#### Текст
§
Накануне наступления дивизии и бригады получили небольшое пополнение. Как видим из документов, вновь прибывшие уже утром должны были идти в бой, никакого периода адаптации и привыкания к передовой. Зима 1942-го не могла солдату на передовой предложить ничего иного, кроме необходимости идти в бой. Именно там, в юхновских и ржевских полях и лесах, и родилась простая и жестокая солдатская поговорка: выжил в первом бою — повезло, уцелел во втором — молодец, остался невредимым и вышел из третьего — ты уже солдат! Эх, сколько их полегло здесь, на Варшавском шоссе, в те февральские и мартовские дни и ночи 1942-го в первой и второй своей атаке! И разве не были они солдатами?! Были. Конечно же были. Они были лучшими солдатами Красной армии второго состава. Первый состав уже полег минувшим летом и осенью 1941 года и томился в концлагерях Рославля, Вязьмы и сотен других мест, куда сгоняли немцы за колючую проволоку сдавшихся и захваченных в бою или во время окружения советских бойцов и командиров.
В своей любви к погибшим и памяти о них мы должны оживить каждого и каждого почувствовать как героя.
Впервые в оперативных сводках противник назван «немцем». (Видимо, работал лозунг, под которым проходило общее контрнаступление: «Смерть немецким оккупантам!»)
«...автоколонну с пополнением бомбил самолет пр-ка...» И далее — о потерях при бомбежке. Один боец, по всей вероятности из числа новобранцев, убит. Представьте себе, читатель, эту судьбу. Призван на фронт, с маршевым батальоном направлен на передовую, в одну из сражающихся дивизий 49-й армии. И по дороге в полк, в составе которого уже наутро должен был вступить в свой первый бой, погиб при бомбежке одиночного немецкого самолета.
Обратите внимание: как только дивизии и полки начинают двигаться, маневрировать, наступать, связь с ними либо прерывается, либо теряется вовсе. Связь, связь... Наша беда в начале войны. В 49-й армии она была еще более или менее надежной, работающей, хотя и с перебоями. Несовершенство технических средств исправляли офицеры связи, они доставляли приказы в дивизии и полки, приносили донесения.
— Февраль в тот год пришел с лютыми морозами. Особенно прижимало по ночам. Хорошо, когда есть где переночевать. А если батальон стоит в лесу? В лесу — и то ладно, все же не в поле. Мы с Иваном спасались как? Днем нам иногда разрешали разводить костры. Навалим в него хворосту да сушин, греемся. Кашу варим. Всегда у кого-нибудь горсть крупы найдется или мука. Пожиже заварим и пьем горяченькое. Хорошо. Вечером приказывали костры тушить. За день земля прогреется в глубину, просохнет. Вечером мы костер разбросаем, на горячую землю настелим свежих еловых веток и — на ночевку. Тепло, хорошо. Утром встаем черные, все в золе, мурзатые. Командование бранится: что это, мол? Какие вы бойцы Красной армии? На вас смотреть страшно! Так спасались.
§
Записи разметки
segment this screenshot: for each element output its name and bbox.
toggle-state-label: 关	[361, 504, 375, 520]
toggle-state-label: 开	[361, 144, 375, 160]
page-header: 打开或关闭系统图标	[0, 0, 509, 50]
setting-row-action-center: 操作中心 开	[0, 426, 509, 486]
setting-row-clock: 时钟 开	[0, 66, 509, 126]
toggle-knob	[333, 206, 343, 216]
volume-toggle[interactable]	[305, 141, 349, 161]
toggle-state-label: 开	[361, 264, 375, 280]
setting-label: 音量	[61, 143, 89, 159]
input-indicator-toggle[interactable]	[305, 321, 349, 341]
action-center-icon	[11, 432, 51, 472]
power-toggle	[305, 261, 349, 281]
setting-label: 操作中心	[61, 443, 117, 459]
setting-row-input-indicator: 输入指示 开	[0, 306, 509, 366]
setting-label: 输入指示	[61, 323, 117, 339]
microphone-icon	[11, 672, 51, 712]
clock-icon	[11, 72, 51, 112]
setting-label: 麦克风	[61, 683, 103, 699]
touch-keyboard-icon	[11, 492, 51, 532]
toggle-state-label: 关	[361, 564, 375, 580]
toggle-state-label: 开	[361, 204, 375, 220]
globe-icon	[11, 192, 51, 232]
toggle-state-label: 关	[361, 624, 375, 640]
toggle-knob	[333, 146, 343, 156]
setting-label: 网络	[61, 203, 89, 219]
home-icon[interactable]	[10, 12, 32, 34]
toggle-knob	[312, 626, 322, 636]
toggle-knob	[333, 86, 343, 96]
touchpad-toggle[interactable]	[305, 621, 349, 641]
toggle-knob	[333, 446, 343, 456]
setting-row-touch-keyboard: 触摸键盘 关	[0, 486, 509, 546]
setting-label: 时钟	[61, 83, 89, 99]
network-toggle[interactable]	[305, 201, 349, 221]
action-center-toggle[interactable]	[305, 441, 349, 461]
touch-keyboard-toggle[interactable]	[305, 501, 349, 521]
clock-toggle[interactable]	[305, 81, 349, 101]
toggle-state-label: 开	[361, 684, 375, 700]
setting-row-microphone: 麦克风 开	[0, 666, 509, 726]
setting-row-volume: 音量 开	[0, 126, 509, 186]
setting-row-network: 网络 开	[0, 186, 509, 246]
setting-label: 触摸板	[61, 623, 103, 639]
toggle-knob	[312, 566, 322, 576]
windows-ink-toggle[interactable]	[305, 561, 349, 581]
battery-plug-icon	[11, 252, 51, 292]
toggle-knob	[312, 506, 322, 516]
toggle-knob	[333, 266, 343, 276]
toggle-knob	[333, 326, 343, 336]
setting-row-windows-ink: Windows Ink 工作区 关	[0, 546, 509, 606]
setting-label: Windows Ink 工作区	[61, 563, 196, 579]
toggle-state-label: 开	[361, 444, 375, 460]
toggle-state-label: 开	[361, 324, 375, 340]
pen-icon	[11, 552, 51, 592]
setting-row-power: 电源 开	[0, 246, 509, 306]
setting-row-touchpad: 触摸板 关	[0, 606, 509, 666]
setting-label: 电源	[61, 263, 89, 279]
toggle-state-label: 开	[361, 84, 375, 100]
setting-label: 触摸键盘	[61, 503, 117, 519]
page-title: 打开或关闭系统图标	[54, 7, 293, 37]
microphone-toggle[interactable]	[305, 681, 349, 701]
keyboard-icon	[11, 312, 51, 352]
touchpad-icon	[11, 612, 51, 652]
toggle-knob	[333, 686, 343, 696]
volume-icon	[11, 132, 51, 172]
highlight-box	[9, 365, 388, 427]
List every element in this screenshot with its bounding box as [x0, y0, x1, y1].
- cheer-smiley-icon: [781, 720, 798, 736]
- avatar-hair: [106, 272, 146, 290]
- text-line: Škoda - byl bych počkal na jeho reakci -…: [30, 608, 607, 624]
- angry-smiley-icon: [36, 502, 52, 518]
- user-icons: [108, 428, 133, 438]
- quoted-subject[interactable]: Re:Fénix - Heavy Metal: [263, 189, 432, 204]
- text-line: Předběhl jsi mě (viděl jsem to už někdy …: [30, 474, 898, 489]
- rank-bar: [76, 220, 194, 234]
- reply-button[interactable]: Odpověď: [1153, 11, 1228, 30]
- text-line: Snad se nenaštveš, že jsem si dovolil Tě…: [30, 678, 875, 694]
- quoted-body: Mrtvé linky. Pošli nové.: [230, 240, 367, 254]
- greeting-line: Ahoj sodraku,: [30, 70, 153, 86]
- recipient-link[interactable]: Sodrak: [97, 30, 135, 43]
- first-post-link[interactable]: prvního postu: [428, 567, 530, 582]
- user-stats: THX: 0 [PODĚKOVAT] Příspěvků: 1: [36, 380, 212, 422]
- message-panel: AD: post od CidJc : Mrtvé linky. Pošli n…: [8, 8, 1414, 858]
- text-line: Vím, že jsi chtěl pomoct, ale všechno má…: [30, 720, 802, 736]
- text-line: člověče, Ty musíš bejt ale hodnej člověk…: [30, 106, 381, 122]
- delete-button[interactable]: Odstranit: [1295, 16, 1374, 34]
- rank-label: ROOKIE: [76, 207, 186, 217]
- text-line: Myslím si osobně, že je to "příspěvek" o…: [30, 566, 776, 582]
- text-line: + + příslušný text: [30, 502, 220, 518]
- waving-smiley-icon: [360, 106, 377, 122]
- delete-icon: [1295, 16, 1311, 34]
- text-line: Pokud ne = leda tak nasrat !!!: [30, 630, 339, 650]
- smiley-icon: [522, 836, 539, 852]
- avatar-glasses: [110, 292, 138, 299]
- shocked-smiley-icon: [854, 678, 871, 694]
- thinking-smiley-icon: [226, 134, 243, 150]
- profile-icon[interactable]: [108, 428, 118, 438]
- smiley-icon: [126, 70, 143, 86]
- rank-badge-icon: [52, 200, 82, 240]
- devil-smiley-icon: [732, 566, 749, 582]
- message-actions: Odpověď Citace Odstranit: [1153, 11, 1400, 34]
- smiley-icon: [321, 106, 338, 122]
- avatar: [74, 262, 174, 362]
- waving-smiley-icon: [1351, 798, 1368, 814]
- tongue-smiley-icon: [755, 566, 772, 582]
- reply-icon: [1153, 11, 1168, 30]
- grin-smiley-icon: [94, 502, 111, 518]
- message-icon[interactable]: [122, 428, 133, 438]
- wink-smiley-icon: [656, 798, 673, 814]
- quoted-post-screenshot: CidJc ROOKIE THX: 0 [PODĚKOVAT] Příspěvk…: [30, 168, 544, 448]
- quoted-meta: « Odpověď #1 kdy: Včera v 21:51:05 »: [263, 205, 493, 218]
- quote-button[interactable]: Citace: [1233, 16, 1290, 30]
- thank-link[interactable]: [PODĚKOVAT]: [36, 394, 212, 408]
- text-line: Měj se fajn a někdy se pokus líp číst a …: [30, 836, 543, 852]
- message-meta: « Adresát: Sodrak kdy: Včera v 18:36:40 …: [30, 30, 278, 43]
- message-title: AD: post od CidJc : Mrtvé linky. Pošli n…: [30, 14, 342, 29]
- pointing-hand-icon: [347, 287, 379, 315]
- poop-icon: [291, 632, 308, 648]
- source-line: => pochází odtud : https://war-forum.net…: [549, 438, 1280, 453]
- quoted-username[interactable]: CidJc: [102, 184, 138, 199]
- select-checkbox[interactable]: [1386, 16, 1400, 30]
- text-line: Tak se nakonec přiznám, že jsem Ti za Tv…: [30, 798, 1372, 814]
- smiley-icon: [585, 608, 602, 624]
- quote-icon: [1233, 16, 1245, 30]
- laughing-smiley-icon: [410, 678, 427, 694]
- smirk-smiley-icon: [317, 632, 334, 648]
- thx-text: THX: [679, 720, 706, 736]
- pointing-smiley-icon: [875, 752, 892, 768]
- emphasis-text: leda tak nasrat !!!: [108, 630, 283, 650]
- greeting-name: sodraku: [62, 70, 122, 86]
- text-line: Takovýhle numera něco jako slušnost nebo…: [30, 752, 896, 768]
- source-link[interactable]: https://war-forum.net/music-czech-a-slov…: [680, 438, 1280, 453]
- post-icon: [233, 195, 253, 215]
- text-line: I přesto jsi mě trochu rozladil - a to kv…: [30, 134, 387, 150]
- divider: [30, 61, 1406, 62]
§
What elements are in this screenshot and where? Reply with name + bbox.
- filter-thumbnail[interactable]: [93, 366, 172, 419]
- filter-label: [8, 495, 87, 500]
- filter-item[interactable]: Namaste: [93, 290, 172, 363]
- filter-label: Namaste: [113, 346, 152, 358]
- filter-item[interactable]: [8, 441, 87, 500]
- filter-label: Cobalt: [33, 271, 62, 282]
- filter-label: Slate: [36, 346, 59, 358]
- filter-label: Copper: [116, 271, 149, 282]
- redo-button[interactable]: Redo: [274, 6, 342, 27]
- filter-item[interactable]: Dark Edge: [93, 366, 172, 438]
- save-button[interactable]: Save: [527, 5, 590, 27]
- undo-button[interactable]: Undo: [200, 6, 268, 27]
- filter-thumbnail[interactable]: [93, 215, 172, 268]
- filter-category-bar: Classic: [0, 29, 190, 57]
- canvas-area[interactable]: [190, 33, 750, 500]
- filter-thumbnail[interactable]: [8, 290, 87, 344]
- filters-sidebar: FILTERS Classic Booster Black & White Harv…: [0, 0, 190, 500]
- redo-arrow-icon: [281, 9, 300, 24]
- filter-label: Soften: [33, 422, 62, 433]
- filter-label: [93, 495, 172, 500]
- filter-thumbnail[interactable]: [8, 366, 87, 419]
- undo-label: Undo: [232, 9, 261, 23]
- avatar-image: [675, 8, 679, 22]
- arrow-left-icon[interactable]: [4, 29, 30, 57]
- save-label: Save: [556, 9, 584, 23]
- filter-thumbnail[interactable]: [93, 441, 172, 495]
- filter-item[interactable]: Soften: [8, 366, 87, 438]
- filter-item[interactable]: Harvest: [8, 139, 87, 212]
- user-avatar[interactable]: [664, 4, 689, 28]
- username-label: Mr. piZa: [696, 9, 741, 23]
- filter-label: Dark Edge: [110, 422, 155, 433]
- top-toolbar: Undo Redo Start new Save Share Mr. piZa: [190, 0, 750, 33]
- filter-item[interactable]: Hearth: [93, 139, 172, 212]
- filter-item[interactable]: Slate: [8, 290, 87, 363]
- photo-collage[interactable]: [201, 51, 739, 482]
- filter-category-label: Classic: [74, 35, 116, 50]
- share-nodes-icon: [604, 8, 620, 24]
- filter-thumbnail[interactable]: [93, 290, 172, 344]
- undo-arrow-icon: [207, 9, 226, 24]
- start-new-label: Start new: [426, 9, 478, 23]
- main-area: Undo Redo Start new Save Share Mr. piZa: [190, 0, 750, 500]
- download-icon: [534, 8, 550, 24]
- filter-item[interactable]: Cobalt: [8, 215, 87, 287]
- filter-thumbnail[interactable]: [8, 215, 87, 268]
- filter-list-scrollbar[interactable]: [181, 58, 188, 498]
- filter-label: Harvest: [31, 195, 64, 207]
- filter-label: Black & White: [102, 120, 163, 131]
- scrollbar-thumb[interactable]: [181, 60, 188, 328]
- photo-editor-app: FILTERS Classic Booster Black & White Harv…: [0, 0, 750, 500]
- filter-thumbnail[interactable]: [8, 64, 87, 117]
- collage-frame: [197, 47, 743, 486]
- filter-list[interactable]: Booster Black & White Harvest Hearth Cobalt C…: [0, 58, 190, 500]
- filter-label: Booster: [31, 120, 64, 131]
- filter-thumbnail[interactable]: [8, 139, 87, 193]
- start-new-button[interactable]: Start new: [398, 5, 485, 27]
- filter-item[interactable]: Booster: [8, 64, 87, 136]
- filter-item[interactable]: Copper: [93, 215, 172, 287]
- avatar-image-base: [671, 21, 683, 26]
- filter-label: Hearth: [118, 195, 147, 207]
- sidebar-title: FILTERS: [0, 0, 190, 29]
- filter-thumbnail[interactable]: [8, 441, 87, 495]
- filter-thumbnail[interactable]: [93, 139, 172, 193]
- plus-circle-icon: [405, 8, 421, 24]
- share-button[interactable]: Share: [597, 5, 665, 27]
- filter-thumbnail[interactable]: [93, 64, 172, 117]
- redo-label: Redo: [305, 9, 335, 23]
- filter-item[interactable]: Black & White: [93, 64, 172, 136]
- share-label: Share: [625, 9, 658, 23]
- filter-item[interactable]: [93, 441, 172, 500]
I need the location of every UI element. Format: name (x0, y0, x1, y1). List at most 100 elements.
§
#### Что нужно сделать
A) Объясните в одном–трех предложениях, почему бойцы в морозные ночи устраивали ночлег на месте дневного костра, опираясь на текст о февральских боях 1942 года.
B) Ответьте по тексту о февральских боях 1942 года на вопросы:
(i) В состав какой армии входили дивизии, о которых идет речь?
(ii) Кто исправлял несовершенство технических средств связи?
(iii) Каким выдался февраль в тот год?
Записи здесь не понадобятся.

#### Полные ответы
A) За день костер прогревал землю в глубину и просушивал ее. Вечером, когда приказывали тушить огонь, бойцы разбрасывали костер и стелили на горячую землю свежие еловые ветки, поэтому ночевать на этом месте было тепло.

B)
(i) В состав 49-й армии.
(ii) Офицеры связи: они доставляли приказы в дивизии и полки и приносили донесения.
(iii) Он пришел с лютыми морозами, особенно сильными по ночам.